→ **Texto proporcionado**:
⟨

Hace algún tiempo (¡la década pasada, ahora que lo pienso!) publiqué en este mismo digital un artículo contando la historia de unos árboles, los liquidámbares, que rodean a modo de centinelas hechos de lignina y clorofila las ruinas de la iglesia de Santa María. A modo de adarve del callejón de Santa María, cerca de esos silenciosos guardianes, a un lado de la capilla del Oídor, hay otros curiosos árboles, los ginkgos (Ginkgo biloba) que guardan el secreto de la eterna juventud.
Los ginkgos (o gingos, como prefieran llamarles otros), reproducen los nombres vernáculos chinos “gink-go” o “gin-ki-go”, que significan árbol sin hojas en invierno. En 1771, el naturalista sueco Linneo le añadió el epíteto biloba que, como puede verse en la foto que encabeza este artículo, alude a los dos lóbulos que muestran muchas de sus hojas.
Los ginkgos se reconocen enseguida por el inconfundible porte que les confieren sus troncos rectos de los que surgen ramas gruesas casi horizontales, las cuales, vistas de cerca, aparecen cubiertas de ramillas cortas muy gruesas, los braquiblastos, marcados por las cicatrices dejadas por las hojas desprendidas cada año, en cuyo extremo surgen cada primavera las hojas nuevas (véase una foto más abajo). Estas parecen pequeños abanicos más o menos escotados en el ápice, con la base que va formando una cuña hacia la confluencia con el pecíolo. Si se observan con alguna atención, se verá que están recorridas por numerosas nervaduras bifurcadas, un caso único entre todas las plantas con semillas pero común en los helechos. Las hojas se desprenden al final de cada otoño, después de adquirir unas preciosas tonalidades amarillas o doradas resplandecientes.
Florecen a principios de la primavera. Las flores son pequeñas y amarillentas y responden a un modelo primitivo de organización estructural. Los sexos se disponen en árboles diferentes. Las flores masculinas aparecen en racimos estrechos alargados, mientras las femeninas quedan
reducidas a dos pequeños óvulos sostenidos por un largo pedúnculo. Cuando maduran, uno de ellos aborta y queda en la base del otro. La semilla, cubierta de una pulpa carnosa (la sarcotesta) parece una pequeña ciruela de color marrón que, cuando se desprende y se pudre sobre el suelo, desprende un desagradable olor a mantequilla rancia por el ácido butírico que contiene. Por eso se eligen ejemplares masculinos en jardinería y plantaciones urbanas. Los de Santa María y otros repartidos por Alcalá no son una excepción, a menos que yo sepa.

⟩

→ **Ejercicio 1**:
Por favor, repite sin cambios el texto sobre los ginkgos desde "Los ginkgos se" hasta "o doradas resplandecientes.".
Las filas no guardan relación con el texto sobre los ginkgos.

→ **Elementos almacenados de una colección**:
⟨

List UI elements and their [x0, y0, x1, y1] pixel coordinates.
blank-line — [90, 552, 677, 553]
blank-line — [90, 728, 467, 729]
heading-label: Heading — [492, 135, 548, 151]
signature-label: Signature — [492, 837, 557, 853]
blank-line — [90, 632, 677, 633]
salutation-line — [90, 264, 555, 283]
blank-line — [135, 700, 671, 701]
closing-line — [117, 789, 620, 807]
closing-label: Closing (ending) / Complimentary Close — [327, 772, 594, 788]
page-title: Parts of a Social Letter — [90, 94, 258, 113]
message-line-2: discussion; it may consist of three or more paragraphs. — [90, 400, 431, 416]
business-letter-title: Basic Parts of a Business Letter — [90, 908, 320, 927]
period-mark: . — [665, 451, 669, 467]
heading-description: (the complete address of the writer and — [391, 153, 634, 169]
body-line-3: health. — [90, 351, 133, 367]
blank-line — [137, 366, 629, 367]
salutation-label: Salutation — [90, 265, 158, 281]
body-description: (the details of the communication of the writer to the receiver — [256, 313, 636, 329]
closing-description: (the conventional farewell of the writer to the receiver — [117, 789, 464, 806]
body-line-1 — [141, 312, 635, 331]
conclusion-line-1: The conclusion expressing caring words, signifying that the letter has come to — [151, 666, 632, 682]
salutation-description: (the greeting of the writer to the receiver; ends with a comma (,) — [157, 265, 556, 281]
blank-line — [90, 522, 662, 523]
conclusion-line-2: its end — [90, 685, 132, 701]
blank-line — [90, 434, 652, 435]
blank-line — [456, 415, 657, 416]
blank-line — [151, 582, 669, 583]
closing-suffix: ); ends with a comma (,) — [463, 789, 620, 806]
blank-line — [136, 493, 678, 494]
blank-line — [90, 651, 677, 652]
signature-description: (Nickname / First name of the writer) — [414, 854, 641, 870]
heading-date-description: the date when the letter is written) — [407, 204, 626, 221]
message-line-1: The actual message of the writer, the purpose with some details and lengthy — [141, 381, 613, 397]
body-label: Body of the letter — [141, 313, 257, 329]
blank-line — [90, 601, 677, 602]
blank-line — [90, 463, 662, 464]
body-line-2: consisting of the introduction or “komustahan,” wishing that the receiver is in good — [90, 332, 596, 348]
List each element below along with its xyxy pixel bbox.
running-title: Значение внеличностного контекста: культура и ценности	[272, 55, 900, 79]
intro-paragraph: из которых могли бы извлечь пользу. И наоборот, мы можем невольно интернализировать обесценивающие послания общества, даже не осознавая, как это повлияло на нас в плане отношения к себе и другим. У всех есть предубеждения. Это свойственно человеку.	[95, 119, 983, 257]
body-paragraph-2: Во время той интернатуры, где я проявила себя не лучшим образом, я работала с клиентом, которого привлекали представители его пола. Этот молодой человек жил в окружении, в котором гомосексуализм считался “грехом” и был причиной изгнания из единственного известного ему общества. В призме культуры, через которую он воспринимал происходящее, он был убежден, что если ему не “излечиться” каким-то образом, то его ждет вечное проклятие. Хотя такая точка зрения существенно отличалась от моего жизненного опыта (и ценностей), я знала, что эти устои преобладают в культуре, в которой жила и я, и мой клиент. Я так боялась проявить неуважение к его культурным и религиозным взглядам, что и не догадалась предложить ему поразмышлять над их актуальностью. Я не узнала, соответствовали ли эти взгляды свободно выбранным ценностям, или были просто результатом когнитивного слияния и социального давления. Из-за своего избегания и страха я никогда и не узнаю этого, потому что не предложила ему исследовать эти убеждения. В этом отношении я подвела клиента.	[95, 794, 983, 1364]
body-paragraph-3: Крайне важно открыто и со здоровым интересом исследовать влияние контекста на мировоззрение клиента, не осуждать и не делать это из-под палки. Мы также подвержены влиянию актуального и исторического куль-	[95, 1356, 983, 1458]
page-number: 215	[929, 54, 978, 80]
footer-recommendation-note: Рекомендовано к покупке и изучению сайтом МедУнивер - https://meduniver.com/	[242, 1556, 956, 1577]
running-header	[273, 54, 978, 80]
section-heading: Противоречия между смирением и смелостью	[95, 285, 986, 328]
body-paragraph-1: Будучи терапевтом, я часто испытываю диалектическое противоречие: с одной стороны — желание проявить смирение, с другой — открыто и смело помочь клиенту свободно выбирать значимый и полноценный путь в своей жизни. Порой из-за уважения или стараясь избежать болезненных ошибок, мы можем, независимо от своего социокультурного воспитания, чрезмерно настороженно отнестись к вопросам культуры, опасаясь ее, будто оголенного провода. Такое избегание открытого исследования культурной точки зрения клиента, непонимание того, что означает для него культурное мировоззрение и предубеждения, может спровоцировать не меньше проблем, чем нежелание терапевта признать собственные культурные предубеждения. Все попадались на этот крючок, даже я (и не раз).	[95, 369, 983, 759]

⟩

→ **Ejercicio 2**:
Reescribe las filas desde la primera hasta la línea con "page-title: Parts of", ambas incluidas, renombrando "blank-line" como "empty-line" y dejando lo demás intacto. Entrega solo esas líneas.

→ **Solución completa 1**:
Los ginkgos se reconocen enseguida por el inconfundible porte que les confieren sus troncos rectos de los que surgen ramas gruesas casi horizontales, las cuales, vistas de cerca, aparecen cubiertas de ramillas cortas muy gruesas, los braquiblastos, marcados por las cicatrices dejadas por las hojas desprendidas cada año, en cuyo extremo surgen cada primavera las hojas nuevas (véase una foto más abajo). Estas parecen pequeños abanicos más o menos escotados en el ápice, con la base que va formando una cuña hacia la confluencia con el pecíolo. Si se observan con alguna atención, se verá que están recorridas por numerosas nervaduras bifurcadas, un caso único entre todas las plantas con semillas pero común en los helechos. Las hojas se desprenden al final de cada otoño, después de adquirir unas preciosas tonalidades amarillas o doradas resplandecientes.

→ **Solución completa 2**:
List UI elements and their [x0, y0, x1, y1] pixel coordinates.
empty-line — [90, 552, 677, 553]
empty-line — [90, 728, 467, 729]
heading-label: Heading — [492, 135, 548, 151]
signature-label: Signature — [492, 837, 557, 853]
empty-line — [90, 632, 677, 633]
salutation-line — [90, 264, 555, 283]
empty-line — [135, 700, 671, 701]
closing-line — [117, 789, 620, 807]
closing-label: Closing (ending) / Complimentary Close — [327, 772, 594, 788]
page-title: Parts of a Social Letter — [90, 94, 258, 113]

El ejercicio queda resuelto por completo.